In the listing below, pick out lines with "text".
-- START Material supplied --
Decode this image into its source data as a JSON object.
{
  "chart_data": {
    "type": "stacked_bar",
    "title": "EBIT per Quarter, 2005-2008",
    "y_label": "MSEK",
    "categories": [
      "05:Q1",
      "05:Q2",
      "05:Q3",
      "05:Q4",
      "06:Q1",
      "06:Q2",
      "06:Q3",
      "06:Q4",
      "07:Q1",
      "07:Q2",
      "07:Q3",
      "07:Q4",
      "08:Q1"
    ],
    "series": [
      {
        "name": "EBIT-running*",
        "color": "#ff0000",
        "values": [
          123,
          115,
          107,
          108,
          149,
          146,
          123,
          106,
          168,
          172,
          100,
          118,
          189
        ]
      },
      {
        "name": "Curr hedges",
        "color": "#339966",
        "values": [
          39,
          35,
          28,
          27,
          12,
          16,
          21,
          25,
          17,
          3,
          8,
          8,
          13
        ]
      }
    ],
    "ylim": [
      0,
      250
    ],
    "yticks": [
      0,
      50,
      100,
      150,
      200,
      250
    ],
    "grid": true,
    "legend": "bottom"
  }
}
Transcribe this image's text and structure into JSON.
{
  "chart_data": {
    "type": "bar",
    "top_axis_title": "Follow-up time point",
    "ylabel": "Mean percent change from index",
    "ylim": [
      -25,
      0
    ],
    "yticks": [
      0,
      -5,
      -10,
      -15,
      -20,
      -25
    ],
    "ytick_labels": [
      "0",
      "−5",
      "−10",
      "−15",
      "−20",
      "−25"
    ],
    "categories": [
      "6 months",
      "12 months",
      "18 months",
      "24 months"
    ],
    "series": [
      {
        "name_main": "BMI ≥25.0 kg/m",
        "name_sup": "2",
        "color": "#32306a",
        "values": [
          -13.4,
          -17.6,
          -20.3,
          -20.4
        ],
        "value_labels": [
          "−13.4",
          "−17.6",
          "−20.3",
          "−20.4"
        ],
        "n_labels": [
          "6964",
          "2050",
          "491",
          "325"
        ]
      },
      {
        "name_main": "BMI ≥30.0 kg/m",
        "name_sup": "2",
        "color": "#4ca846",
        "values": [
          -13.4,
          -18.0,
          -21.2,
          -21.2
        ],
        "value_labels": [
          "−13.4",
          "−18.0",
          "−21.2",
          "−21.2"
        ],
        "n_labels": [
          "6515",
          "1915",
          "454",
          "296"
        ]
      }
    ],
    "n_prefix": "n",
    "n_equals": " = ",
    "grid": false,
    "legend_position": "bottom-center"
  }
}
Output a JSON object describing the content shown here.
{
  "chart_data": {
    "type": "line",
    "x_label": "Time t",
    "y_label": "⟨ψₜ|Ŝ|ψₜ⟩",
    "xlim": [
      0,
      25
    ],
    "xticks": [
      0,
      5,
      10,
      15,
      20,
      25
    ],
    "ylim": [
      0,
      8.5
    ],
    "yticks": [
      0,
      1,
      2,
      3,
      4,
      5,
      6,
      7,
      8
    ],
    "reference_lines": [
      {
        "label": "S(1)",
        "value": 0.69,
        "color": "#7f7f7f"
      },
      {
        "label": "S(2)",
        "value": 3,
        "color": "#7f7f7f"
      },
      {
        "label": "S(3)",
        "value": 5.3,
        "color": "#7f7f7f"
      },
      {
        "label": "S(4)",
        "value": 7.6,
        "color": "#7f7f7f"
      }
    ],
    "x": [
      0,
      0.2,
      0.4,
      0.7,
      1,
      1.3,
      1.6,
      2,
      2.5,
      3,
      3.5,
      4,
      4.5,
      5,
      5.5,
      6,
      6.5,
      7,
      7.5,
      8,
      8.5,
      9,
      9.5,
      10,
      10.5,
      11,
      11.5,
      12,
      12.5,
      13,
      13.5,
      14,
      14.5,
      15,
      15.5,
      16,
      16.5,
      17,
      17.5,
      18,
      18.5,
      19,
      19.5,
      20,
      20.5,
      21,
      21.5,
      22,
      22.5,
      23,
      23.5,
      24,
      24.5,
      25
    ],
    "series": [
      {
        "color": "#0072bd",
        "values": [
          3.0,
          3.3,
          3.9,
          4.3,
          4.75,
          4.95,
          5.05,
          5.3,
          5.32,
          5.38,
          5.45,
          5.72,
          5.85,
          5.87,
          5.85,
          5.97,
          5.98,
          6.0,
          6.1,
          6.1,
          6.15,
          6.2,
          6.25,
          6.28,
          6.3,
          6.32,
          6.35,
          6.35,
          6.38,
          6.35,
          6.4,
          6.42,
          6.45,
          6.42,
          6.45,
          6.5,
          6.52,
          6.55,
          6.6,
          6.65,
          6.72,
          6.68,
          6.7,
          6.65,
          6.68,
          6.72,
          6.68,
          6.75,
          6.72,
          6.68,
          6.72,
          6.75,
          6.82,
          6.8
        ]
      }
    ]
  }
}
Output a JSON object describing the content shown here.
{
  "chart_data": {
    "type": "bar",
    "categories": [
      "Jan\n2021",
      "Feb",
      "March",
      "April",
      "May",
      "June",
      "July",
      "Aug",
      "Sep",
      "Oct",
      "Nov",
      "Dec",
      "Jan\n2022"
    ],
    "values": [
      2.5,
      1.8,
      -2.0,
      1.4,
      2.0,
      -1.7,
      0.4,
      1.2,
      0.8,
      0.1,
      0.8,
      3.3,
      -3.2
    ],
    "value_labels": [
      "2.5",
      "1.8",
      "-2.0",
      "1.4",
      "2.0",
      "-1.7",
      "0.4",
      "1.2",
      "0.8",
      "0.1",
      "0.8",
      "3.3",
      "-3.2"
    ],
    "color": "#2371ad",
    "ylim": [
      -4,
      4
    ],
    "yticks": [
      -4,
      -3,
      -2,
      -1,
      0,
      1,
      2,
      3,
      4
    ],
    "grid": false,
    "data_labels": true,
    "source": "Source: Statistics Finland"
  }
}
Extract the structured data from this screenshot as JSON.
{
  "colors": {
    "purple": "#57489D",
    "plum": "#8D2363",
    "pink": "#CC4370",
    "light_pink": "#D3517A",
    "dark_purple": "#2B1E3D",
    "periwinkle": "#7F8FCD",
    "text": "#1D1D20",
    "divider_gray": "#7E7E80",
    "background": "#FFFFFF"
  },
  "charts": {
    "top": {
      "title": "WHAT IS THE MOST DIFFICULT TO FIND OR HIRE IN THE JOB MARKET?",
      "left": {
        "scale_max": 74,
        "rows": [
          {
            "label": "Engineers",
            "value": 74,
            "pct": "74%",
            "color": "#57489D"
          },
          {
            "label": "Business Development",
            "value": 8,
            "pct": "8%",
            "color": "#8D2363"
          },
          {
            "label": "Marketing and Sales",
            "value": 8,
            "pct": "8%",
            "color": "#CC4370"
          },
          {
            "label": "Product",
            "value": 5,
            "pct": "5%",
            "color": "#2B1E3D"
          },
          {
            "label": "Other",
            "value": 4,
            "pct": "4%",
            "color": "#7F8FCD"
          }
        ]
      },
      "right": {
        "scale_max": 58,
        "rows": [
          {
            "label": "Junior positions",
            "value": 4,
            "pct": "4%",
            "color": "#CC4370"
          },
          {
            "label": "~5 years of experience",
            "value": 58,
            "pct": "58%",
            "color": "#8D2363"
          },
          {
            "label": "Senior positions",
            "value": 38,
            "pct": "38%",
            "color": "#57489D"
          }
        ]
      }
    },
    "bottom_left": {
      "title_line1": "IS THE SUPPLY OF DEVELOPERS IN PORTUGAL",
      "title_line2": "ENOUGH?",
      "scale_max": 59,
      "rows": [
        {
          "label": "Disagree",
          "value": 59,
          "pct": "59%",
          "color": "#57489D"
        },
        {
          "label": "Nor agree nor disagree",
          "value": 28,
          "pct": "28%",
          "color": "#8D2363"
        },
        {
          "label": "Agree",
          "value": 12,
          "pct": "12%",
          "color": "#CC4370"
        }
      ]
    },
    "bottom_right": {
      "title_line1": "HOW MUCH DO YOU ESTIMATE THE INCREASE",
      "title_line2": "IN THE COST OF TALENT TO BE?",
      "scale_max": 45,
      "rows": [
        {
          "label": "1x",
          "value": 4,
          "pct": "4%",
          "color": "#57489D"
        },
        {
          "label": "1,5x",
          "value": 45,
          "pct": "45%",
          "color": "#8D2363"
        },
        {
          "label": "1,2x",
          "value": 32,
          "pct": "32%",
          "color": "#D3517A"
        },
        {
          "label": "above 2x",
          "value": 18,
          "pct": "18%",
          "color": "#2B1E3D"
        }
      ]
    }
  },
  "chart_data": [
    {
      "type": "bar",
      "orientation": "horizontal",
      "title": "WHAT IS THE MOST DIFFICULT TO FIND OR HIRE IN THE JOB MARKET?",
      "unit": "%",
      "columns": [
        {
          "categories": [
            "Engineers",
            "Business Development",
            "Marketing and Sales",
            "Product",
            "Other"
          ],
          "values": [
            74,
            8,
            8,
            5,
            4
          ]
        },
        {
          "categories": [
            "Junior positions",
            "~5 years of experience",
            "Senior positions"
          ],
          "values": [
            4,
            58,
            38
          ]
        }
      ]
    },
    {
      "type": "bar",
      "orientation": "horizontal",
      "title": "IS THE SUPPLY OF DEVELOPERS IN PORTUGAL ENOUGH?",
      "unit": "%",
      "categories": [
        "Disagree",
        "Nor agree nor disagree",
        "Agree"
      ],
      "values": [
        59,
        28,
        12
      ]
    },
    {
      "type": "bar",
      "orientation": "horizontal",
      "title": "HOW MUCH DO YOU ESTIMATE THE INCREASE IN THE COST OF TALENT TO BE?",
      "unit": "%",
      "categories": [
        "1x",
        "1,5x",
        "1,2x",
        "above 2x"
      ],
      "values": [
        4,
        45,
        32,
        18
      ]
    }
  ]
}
-- END Material supplied --
Result |
Transcribe this image's text and structure into JSON.
    "text": "#1D1D20",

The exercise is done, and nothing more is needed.